● **The request**
Extract the complete data exactly as given.
* begin Material for this task *
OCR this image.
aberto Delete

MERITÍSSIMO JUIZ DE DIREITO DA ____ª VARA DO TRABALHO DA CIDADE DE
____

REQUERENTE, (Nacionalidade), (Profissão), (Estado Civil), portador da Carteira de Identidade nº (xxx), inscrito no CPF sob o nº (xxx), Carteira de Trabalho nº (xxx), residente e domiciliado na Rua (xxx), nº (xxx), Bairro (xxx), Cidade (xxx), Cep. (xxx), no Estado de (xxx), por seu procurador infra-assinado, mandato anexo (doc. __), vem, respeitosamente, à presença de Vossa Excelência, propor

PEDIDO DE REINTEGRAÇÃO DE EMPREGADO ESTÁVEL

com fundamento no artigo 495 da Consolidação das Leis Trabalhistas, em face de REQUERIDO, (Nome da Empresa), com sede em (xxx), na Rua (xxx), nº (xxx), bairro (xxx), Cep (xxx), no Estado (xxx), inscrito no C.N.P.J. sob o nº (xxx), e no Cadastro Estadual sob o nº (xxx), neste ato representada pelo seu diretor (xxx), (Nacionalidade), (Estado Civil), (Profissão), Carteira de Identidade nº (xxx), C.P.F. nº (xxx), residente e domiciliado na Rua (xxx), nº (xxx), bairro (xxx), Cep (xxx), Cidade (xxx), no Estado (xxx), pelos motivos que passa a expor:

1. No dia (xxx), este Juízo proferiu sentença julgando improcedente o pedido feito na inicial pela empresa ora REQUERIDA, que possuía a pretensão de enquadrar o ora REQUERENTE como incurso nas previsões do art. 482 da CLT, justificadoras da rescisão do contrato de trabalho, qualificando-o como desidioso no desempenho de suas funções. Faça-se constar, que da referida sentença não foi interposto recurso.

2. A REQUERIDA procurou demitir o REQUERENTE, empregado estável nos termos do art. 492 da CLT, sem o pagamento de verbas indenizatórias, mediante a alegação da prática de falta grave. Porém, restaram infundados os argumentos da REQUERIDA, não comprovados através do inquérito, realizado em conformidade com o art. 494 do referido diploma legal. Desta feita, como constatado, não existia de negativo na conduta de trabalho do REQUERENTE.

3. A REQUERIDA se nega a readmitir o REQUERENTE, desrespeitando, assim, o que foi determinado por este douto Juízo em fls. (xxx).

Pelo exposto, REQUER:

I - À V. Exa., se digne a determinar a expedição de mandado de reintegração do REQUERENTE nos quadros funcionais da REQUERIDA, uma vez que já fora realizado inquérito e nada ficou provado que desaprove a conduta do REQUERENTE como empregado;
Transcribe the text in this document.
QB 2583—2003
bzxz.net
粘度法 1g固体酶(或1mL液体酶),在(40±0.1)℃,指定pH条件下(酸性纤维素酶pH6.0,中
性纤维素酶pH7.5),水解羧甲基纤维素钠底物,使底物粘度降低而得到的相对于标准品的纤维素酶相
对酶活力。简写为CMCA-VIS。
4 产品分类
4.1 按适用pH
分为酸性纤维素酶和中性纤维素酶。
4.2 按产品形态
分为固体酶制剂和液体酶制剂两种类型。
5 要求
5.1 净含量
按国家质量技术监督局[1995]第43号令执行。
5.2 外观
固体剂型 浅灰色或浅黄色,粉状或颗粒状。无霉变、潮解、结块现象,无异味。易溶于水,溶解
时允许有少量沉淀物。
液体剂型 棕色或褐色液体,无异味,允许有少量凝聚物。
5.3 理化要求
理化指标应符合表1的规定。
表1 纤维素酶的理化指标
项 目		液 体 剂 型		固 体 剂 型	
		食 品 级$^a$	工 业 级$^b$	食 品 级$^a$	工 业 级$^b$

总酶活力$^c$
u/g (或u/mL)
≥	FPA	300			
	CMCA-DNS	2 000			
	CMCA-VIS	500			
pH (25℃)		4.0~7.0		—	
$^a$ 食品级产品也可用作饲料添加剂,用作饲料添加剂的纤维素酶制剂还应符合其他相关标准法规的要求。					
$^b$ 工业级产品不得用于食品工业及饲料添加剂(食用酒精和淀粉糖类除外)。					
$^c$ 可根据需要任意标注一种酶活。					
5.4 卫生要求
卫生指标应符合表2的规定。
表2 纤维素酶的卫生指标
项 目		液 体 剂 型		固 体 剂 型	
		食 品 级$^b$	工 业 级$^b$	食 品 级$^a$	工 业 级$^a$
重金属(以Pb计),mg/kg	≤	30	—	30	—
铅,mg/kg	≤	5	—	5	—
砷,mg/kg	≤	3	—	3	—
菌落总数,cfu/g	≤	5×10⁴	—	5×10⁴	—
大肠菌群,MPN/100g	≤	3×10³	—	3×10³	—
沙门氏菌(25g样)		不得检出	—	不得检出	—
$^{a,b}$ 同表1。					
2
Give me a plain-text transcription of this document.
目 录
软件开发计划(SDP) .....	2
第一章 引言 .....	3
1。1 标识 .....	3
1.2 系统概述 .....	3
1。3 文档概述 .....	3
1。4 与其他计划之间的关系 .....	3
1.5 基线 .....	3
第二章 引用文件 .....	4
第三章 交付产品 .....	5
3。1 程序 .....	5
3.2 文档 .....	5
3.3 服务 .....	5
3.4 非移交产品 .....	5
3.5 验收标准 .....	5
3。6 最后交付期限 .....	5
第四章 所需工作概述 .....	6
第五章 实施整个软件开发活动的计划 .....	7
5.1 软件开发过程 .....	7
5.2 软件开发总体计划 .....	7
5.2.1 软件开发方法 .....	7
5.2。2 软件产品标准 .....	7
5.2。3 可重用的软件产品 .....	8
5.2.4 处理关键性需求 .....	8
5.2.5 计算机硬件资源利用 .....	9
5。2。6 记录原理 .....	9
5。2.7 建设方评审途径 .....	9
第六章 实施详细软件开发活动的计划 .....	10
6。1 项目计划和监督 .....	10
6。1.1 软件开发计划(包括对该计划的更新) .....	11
* end Material for this task *
● **Result**
OCR this image.
aberto Delete

MERITÍSSIMO JUIZ DE DIREITO DA ____ª VARA DO TRABALHO DA CIDADE DE
____

REQUERENTE, (Nacionalidade), (Profissão), (Estado Civil), portador da Carteira de Identidade nº (xxx), inscrito no CPF sob o nº (xxx), Carteira de Trabalho nº (xxx), residente e domiciliado na Rua (xxx), nº (xxx), Bairro (xxx), Cidade (xxx), Cep. (xxx), no Estado de (xxx), por seu procurador infra-assinado, mandato anexo (doc. __), vem, respeitosamente, à presença de Vossa Excelência, propor

PEDIDO DE REINTEGRAÇÃO DE EMPREGADO ESTÁVEL

com fundamento no artigo 495 da Consolidação das Leis Trabalhistas, em face de REQUERIDO, (Nome da Empresa), com sede em (xxx), na Rua (xxx), nº (xxx), bairro (xxx), Cep (xxx), no Estado (xxx), inscrito no C.N.P.J. sob o nº (xxx), e no Cadastro Estadual sob o nº (xxx), neste ato representada pelo seu diretor (xxx), (Nacionalidade), (Estado Civil), (Profissão), Carteira de Identidade nº (xxx), C.P.F. nº (xxx), residente e domiciliado na Rua (xxx), nº (xxx), bairro (xxx), Cep (xxx), Cidade (xxx), no Estado (xxx), pelos motivos que passa a expor:

1. No dia (xxx), este Juízo proferiu sentença julgando improcedente o pedido feito na inicial pela empresa ora REQUERIDA, que possuía a pretensão de enquadrar o ora REQUERENTE como incurso nas previsões do art. 482 da CLT, justificadoras da rescisão do contrato de trabalho, qualificando-o como desidioso no desempenho de suas funções. Faça-se constar, que da referida sentença não foi interposto recurso.

2. A REQUERIDA procurou demitir o REQUERENTE, empregado estável nos termos do art. 492 da CLT, sem o pagamento de verbas indenizatórias, mediante a alegação da prática de falta grave. Porém, restaram infundados os argumentos da REQUERIDA, não comprovados através do inquérito, realizado em conformidade com o art. 494 do referido diploma legal. Desta feita, como constatado, não existia de negativo na conduta de trabalho do REQUERENTE.

3. A REQUERIDA se nega a readmitir o REQUERENTE, desrespeitando, assim, o que foi determinado por este douto Juízo em fls. (xxx).

Pelo exposto, REQUER:

I - À V. Exa., se digne a determinar a expedição de mandado de reintegração do REQUERENTE nos quadros funcionais da REQUERIDA, uma vez que já fora realizado inquérito e nada ficou provado que desaprove a conduta do REQUERENTE como empregado;
Transcribe the text in this document.
QB 2583—2003
bzxz.net
粘度法 1g固体酶(或1mL液体酶),在(40±0.1)℃,指定pH条件下(酸性纤维素酶pH6.0,中
性纤维素酶pH7.5),水解羧甲基纤维素钠底物,使底物粘度降低而得到的相对于标准品的纤维素酶相
对酶活力。简写为CMCA-VIS。
4 产品分类
4.1 按适用pH
分为酸性纤维素酶和中性纤维素酶。
4.2 按产品形态
分为固体酶制剂和液体酶制剂两种类型。
5 要求
5.1 净含量
按国家质量技术监督局[1995]第43号令执行。
5.2 外观
固体剂型 浅灰色或浅黄色,粉状或颗粒状。无霉变、潮解、结块现象,无异味。易溶于水,溶解
时允许有少量沉淀物。
液体剂型 棕色或褐色液体,无异味,允许有少量凝聚物。
5.3 理化要求
理化指标应符合表1的规定。
表1 纤维素酶的理化指标
项 目		液 体 剂 型		固 体 剂 型	
		食 品 级$^a$	工 业 级$^b$	食 品 级$^a$	工 业 级$^b$

总酶活力$^c$
u/g (或u/mL)
≥	FPA	300			
	CMCA-DNS	2 000			
	CMCA-VIS	500			
pH (25℃)		4.0~7.0		—	
$^a$ 食品级产品也可用作饲料添加剂,用作饲料添加剂的纤维素酶制剂还应符合其他相关标准法规的要求。					
$^b$ 工业级产品不得用于食品工业及饲料添加剂(食用酒精和淀粉糖类除外)。					
$^c$ 可根据需要任意标注一种酶活。					
5.4 卫生要求
卫生指标应符合表2的规定。
表2 纤维素酶的卫生指标
项 目		液 体 剂 型		固 体 剂 型	
		食 品 级$^b$	工 业 级$^b$	食 品 级$^a$	工 业 级$^a$
重金属(以Pb计),mg/kg	≤	30	—	30	—
铅,mg/kg	≤	5	—	5	—
砷,mg/kg	≤	3	—	3	—
菌落总数,cfu/g	≤	5×10⁴	—	5×10⁴	—
大肠菌群,MPN/100g	≤	3×10³	—	3×10³	—
沙门氏菌(25g样)		不得检出	—	不得检出	—
$^{a,b}$ 同表1。					
2
Give me a plain-text transcription of this document.
目 录
软件开发计划(SDP) .....	2
第一章 引言 .....	3
1。1 标识 .....	3
1.2 系统概述 .....	3
1。3 文档概述 .....	3
1。4 与其他计划之间的关系 .....	3
1.5 基线 .....	3
第二章 引用文件 .....	4
第三章 交付产品 .....	5
3。1 程序 .....	5
3.2 文档 .....	5
3.3 服务 .....	5
3.4 非移交产品 .....	5
3.5 验收标准 .....	5
3。6 最后交付期限 .....	5
第四章 所需工作概述 .....	6
第五章 实施整个软件开发活动的计划 .....	7
5.1 软件开发过程 .....	7
5.2 软件开发总体计划 .....	7
5.2.1 软件开发方法 .....	7
5.2。2 软件产品标准 .....	7
5.2。3 可重用的软件产品 .....	8
5.2.4 处理关键性需求 .....	8
5.2.5 计算机硬件资源利用 .....	9
5。2。6 记录原理 .....	9
5。2.7 建设方评审途径 .....	9
第六章 实施详细软件开发活动的计划 .....	10
6。1 项目计划和监督 .....	10
6。1.1 软件开发计划(包括对该计划的更新) .....	11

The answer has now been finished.